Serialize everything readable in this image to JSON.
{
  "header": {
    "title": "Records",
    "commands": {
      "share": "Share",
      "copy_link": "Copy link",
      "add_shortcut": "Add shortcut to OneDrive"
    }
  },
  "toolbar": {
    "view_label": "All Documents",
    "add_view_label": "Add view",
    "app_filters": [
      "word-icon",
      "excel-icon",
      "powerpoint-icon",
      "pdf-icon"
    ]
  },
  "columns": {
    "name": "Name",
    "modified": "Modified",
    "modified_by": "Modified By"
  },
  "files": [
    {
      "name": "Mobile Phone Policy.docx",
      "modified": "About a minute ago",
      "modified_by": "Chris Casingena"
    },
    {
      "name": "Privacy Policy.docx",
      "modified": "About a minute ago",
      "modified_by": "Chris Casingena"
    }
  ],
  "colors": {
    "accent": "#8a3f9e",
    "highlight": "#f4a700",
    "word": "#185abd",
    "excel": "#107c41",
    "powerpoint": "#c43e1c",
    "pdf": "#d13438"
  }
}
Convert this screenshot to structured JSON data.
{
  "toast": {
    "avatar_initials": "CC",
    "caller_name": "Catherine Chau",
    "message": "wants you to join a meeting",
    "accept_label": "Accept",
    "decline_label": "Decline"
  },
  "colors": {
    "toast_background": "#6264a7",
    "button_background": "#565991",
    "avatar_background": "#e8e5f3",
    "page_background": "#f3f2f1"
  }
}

_ _ _

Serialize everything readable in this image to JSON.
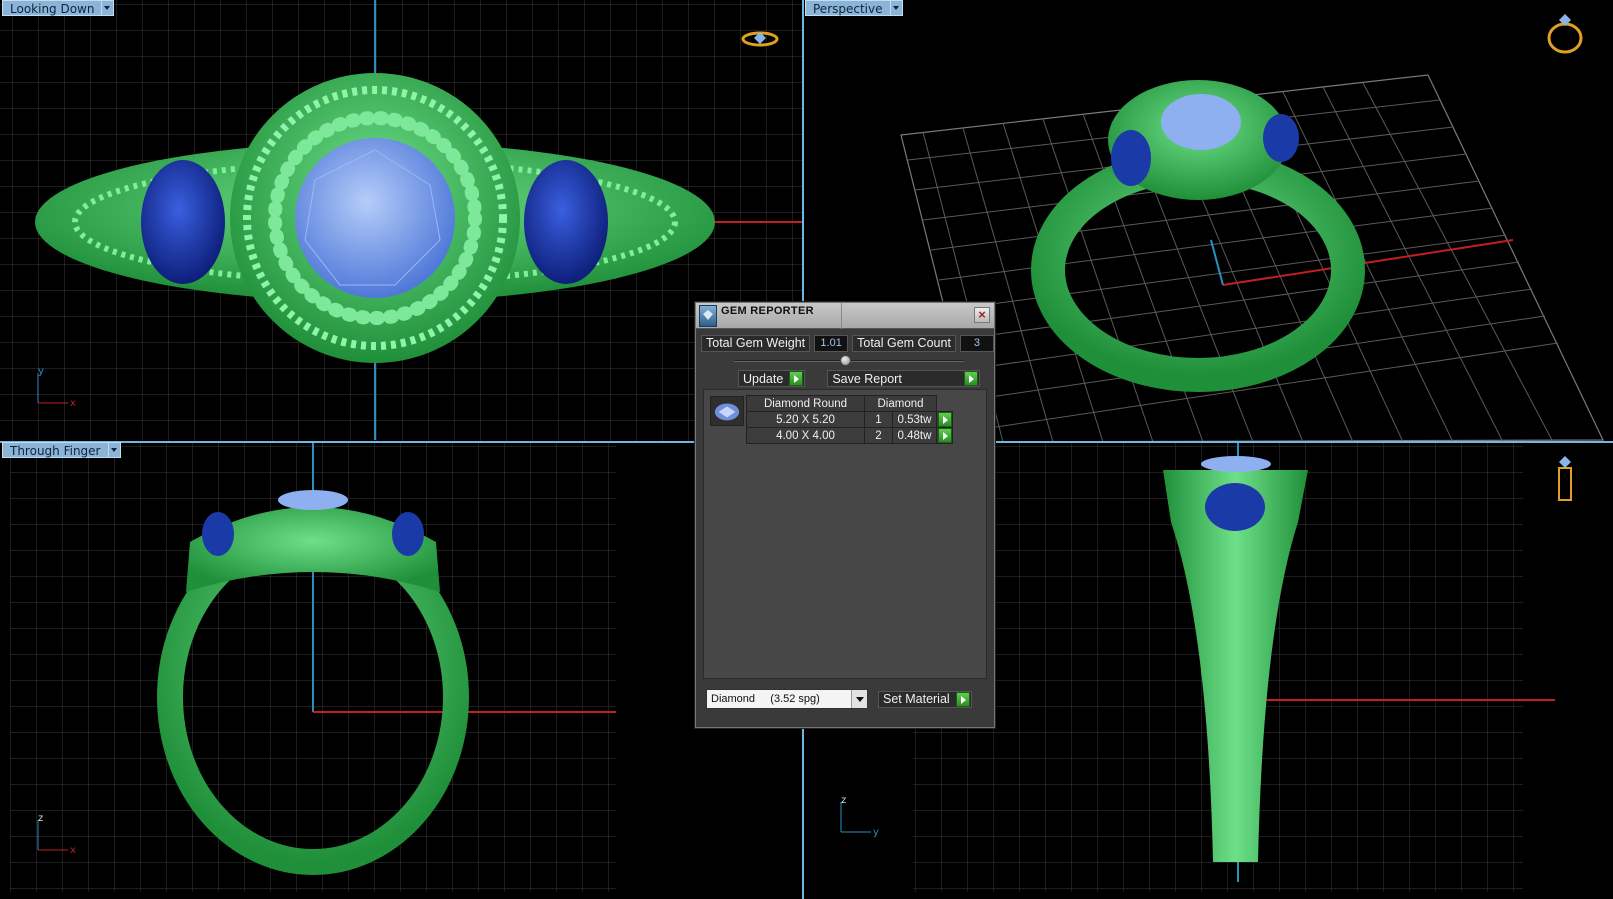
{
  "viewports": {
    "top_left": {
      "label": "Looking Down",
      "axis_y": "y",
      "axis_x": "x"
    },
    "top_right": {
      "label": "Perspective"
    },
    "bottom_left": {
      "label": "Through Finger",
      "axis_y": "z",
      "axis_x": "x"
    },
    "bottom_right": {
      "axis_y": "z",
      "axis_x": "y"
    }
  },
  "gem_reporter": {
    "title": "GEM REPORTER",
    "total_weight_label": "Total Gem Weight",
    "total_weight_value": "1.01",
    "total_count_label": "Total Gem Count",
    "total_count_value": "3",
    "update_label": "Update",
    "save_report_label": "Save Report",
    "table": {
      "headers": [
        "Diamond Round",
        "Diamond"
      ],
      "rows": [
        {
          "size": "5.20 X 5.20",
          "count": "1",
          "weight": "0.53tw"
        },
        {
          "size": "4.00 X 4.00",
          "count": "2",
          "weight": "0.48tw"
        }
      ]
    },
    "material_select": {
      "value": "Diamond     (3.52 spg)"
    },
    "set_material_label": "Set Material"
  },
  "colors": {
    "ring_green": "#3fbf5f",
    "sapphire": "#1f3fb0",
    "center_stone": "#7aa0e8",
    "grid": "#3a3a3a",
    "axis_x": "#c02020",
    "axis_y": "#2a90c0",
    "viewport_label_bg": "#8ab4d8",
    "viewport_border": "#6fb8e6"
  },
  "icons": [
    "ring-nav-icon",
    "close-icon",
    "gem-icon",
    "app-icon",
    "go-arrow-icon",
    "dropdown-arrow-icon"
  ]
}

_ _ _

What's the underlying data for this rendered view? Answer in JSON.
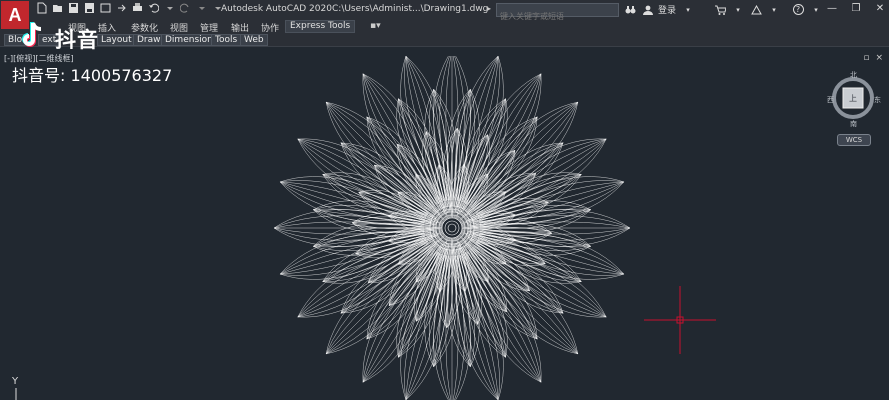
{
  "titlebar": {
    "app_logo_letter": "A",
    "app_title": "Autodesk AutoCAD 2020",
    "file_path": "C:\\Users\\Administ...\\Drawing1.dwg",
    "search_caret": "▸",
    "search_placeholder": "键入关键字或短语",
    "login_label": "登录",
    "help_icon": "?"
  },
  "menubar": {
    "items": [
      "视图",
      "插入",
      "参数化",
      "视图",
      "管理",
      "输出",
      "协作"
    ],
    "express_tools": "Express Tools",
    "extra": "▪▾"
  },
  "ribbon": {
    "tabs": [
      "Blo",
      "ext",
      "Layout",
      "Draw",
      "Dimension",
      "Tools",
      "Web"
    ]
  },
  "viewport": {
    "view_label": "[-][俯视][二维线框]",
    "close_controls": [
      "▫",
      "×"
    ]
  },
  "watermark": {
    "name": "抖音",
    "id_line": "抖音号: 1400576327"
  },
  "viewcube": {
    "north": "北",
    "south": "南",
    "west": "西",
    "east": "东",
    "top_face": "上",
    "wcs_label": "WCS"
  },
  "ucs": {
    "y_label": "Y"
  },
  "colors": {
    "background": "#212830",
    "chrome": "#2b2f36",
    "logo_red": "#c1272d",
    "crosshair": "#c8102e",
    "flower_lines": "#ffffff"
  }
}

_ _ _

From the entries above, copy every line where the word "data" shows up.

RESULT OF THIS TASK:
Convert this screenshot to structured JSON data.
What's the underlying data for this rendered view? Answer in JSON.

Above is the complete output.